## Extrait à lire
....

Pour comprendre la prostitution, il faut comprendre les clients, dites-vous. Surtout aujourd'hui.

De nos jours, l'identité masculine est bousculée. De nombreux hommes sont touchés par le chômage et la précarité. Dans un contexte marqué par l'idéologie de la performance, la valorisation liée au travail est en crise, ce qui peut déboucher sur un «retour viriliste». Au cours de cette enquête, j'ai été surpris par le nombre d'hommes en panne d'estime de soi: «Est-ce que je vaux quelque chose ?» Les combats féministes ont aussi bousculé les rapports entre les sexes. C'est quoi être un homme, être une femme aujourd'hui ? Tout a bougé. Certains hommes le supportent mal.

Quel est le profil de ces clients ?

Les plus nombreux (46%) ont entre 31 et 50 ans, 64% font appel aux prostituées occasionnellement, 36% régulièrement. Mais il faut nuancer: il y a deux types d'occasionnels, ceux qui y ont goûté une fois et ceux qui y vont par accès, pendant les vacances, après une rupture...

«Ce n'est pas le fait de malades isolés : le client, c'est le Français moyen»

La majorité d'entre eux vivent seuls...

On a en effet 63% de célibataires et divorcés. Mais 71% des clients vivent ou ont déjà vécu en couple et 52% sont pères de famille. Ce ne sont donc pas tous de grands timides ni des phobiques de la femme. La plupart ont déjà connu une relation avec l'autre sexe. Et ils ont été déçus. En fait, quand ils se plaignent des prostituées, c'est de la femme en général qu'ils parlent. «Elle aurait pu être un peu tendre», soupirent-ils. Certains expliquent leur recours aux prostituées par leur peur de l'autre sexe. Quelques-uns précisent: «Les femmes d'aujourd'hui ne nous comprennent plus.»

On rencontre toutes les professions, même si les cadres et les chefs d'entreprise sont proportionnellement plus nombreux.

Parce qu'ils en ont les moyens! Les plus pauvres nous disent: si j'avais plus d'argent, j'irais plus souvent. Je pense aussi que chez les cadres, aujourd'hui, il est plus difficile d'affirmer sa virilité, du fait de la concurrence avec les femmes. D'où le besoin de réassurance...

La majorité s'est intéressée à la pornographie. Est-ce l'une des étapes sur le chemin qui mène aux prostituées ?

On peut le penser. 55% des clients ont découvert le corps de la femme à travers des films ou des revues. Or la pornographie met l'accent sur un plaisir uniquement masculin, montre des femmes toujours disponibles... Comme dans la prostitution.

Quand on évoque les sources de leur intérêt pour les prostituées, ils remontent spontanément à leur enfance et à leur adolescence...

60% d'entre eux font le lien, plus ou moins explicite, avec cette période de leur vie. Ils souffrent souvent d'une blessure narcissique, pour des motifs très divers. «Mes parents ne m'ont jamais aimé, j'étais seul...» Un des clients répétait que sa tante lui corrigeait ses fautes en lui disant: «Tu es nul!» Beaucoup évoquent un père absent et une mère sur-présente, voire hyperpossessive. D'où la difficulté de s'identifier à une image masculine. Ce que j'appelle le «clientélisme» répond à cette pathologie de la relation à l'autre, a fortiori à la femme.

....

## À faire
a) Recopiez le passage de l'entretien sur les clients de la prostitution compris entre "Pour comprendre la" et "ces clients ?", ces deux passages inclus.
b) Poursuivez l'entretien sur les clients de la prostitution à partir de sa dernière phrase.
Les données qui suivent proviennent d'une autre source que l'entretien.

## Données brutes
....

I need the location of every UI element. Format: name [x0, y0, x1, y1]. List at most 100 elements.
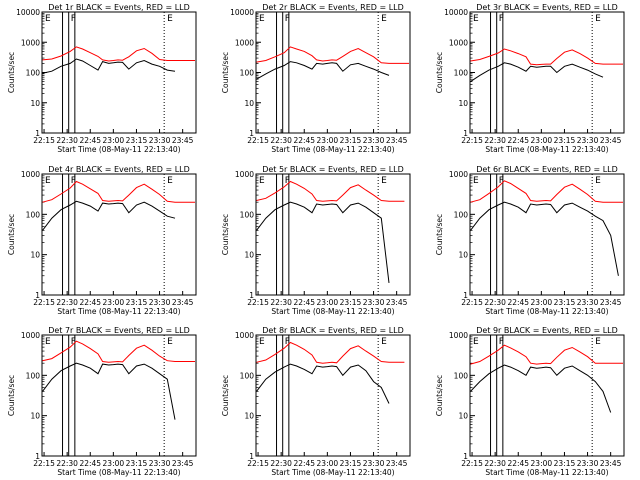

....

## Résultats attendus
a)
Pour comprendre la prostitution, il faut comprendre les clients, dites-vous. Surtout aujourd'hui.

De nos jours, l'identité masculine est bousculée. De nombreux hommes sont touchés par le chômage et la précarité. Dans un contexte marqué par l'idéologie de la performance, la valorisation liée au travail est en crise, ce qui peut déboucher sur un «retour viriliste». Au cours de cette enquête, j'ai été surpris par le nombre d'hommes en panne d'estime de soi: «Est-ce que je vaux quelque chose ?» Les combats féministes ont aussi bousculé les rapports entre les sexes. C'est quoi être un homme, être une femme aujourd'hui ? Tout a bougé. Certains hommes le supportent mal.

Quel est le profil de ces clients ?

b)
Comment s'est passé leur premier contact avec la sexualité ?

70% évoquent un tabou familial: «C'était sale, on n'en parlait pas...» Ils avaient peu de contacts avec les filles. Pour les anciens, les parents, voire la religion, l'interdisaient. Pour les plus jeunes, c'est souvent l' «apartheid» entre les sexes: au quotidien, on ne se mélange pas, surtout dans les quartiers populaires. Alors ils découvrent le corps féminin avec la publicité et le porno. Et ils en parlent entre eux: «Tu n'es pas normal tant que tu ne l'as pas fait.»

Ils franchissent le pas avec une prostituée...

Un tiers des clients ont débuté leur vie sexuelle de cette façon. «Je suis devenu un homme; en sortant de là, j'ai chanté...» Cette première fois, ils en sont fiers, comme s'il avait fallu du courage. D'ailleurs, pour s'en donner, beaucoup boivent avant d'y aller et en gardent l'habitude.

On ne devient pas client par hasard, dites-vous. C'est lié à des moments de la vie...

Oui, à des moments de difficulté identitaire: découverte de la sexualité, crise professionnelle, comme le chômage, échec sentimental. 25% y vont à la suite d'une rupture. Et puis il y a des viviers, comme l'armée. Pour les anciens, c'était presque un passage obligé! Avec une injonction de jouissance: il fallait y aller, mais aussi jouir et le dire! Enfin, des cadres parlent de rites insoupçonnés: parfois, c'est le chef de service qui propose une passe en guise de récompense! Un psychanalyste explique qu'il y est allé à l'occasion de congrès. La prostitution est banalisée. D'ailleurs, le silence n'est pas total: de nombreux clients en parlent entre amis, au travail, et de manière grivoise.

Et eux, comment expliquent-ils leur «clientélisme» ?

«C'est physique», disent-ils. Et puis ils parlent de leur solitude, réelle, ou de leur sentiment de solitude. Beaucoup disent: «C'est inadmissible qu'elle aille si vite. Elle pourrait parler!» Ils lui demandent d'être accueillante. Le même peut se vanter: «J'achète une marchandise», mais répondre, quand on lui demande «Satisfait ?»: «Non, elle n'a pas pris assez de temps.»

Surprise: la grande majorité d'entre eux se disent déçus après...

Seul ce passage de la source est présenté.